Give back the full listing verbatim, apart from its images.

——————

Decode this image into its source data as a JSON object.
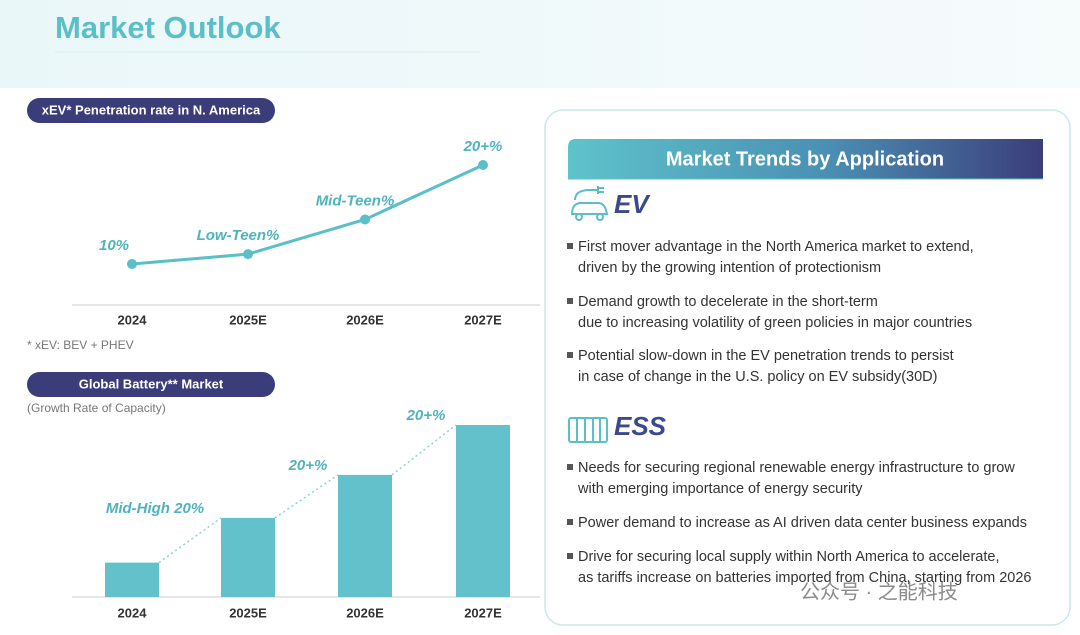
{
  "header": {
    "title": "Market Outlook"
  },
  "chart_data": [
    {
      "type": "line",
      "label": "xEV* Penetration rate in N. America",
      "footnote": "* xEV: BEV + PHEV",
      "categories": [
        "2024",
        "2025E",
        "2026E",
        "2027E"
      ],
      "values": [
        10,
        11,
        14.5,
        20
      ],
      "value_labels": [
        "10%",
        "Low-Teen%",
        "Mid-Teen%",
        "20+%"
      ],
      "color": "#5bbfc8"
    },
    {
      "type": "bar",
      "label": "Global Battery** Market",
      "subtitle": "(Growth Rate of Capacity)",
      "categories": [
        "2024",
        "2025E",
        "2026E",
        "2027E"
      ],
      "values": [
        20,
        46,
        71,
        100
      ],
      "growth_labels": [
        "Mid-High 20%",
        "20+%",
        "20+%"
      ],
      "color": "#62c1cb"
    }
  ],
  "trends": {
    "title": "Market Trends by Application",
    "sections": [
      {
        "name": "EV",
        "bullets": [
          [
            "First mover advantage in the North America market to extend,",
            "driven by the growing intention of protectionism"
          ],
          [
            "Demand growth to decelerate in the short-term",
            "due to increasing volatility of green policies in major countries"
          ],
          [
            "Potential slow-down in the EV penetration trends to persist",
            "in case of change in the U.S. policy on EV subsidy(30D)"
          ]
        ]
      },
      {
        "name": "ESS",
        "bullets": [
          [
            "Needs for securing regional renewable energy infrastructure to grow",
            "with emerging importance of energy security"
          ],
          [
            "Power demand to increase as AI driven data center business expands"
          ],
          [
            "Drive for securing local supply within North America to accelerate,",
            "as tariffs increase on batteries imported from China, starting from 2026"
          ]
        ]
      }
    ]
  },
  "watermark": "公众号 · 之能科技"
}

——————

▶ _THE COMPLETED TASK_:
Decode this image into its source data as a JSON object.
{
  "header": {
    "title": "Market Outlook"
  },
  "chart_data": [
    {
      "type": "line",
      "label": "xEV* Penetration rate in N. America",
      "footnote": "* xEV: BEV + PHEV",
      "categories": [
        "2024",
        "2025E",
        "2026E",
        "2027E"
      ],
      "values": [
        10,
        11,
        14.5,
        20
      ],
      "value_labels": [
        "10%",
        "Low-Teen%",
        "Mid-Teen%",
        "20+%"
      ],
      "color": "#5bbfc8"
    },
    {
      "type": "bar",
      "label": "Global Battery** Market",
      "subtitle": "(Growth Rate of Capacity)",
      "categories": [
        "2024",
        "2025E",
        "2026E",
        "2027E"
      ],
      "values": [
        20,
        46,
        71,
        100
      ],
      "growth_labels": [
        "Mid-High 20%",
        "20+%",
        "20+%"
      ],
      "color": "#62c1cb"
    }
  ],
  "trends": {
    "title": "Market Trends by Application",
    "sections": [
      {
        "name": "EV",
        "bullets": [
          [
            "First mover advantage in the North America market to extend,",
            "driven by the growing intention of protectionism"
          ],
          [
            "Demand growth to decelerate in the short-term",
            "due to increasing volatility of green policies in major countries"
          ],
          [
            "Potential slow-down in the EV penetration trends to persist",
            "in case of change in the U.S. policy on EV subsidy(30D)"
          ]
        ]
      },
      {
        "name": "ESS",
        "bullets": [
          [
            "Needs for securing regional renewable energy infrastructure to grow",
            "with emerging importance of energy security"
          ],
          [
            "Power demand to increase as AI driven data center business expands"
          ],
          [
            "Drive for securing local supply within North America to accelerate,",
            "as tariffs increase on batteries imported from China, starting from 2026"
          ]
        ]
      }
    ]
  },
  "watermark": "公众号 · 之能科技"
}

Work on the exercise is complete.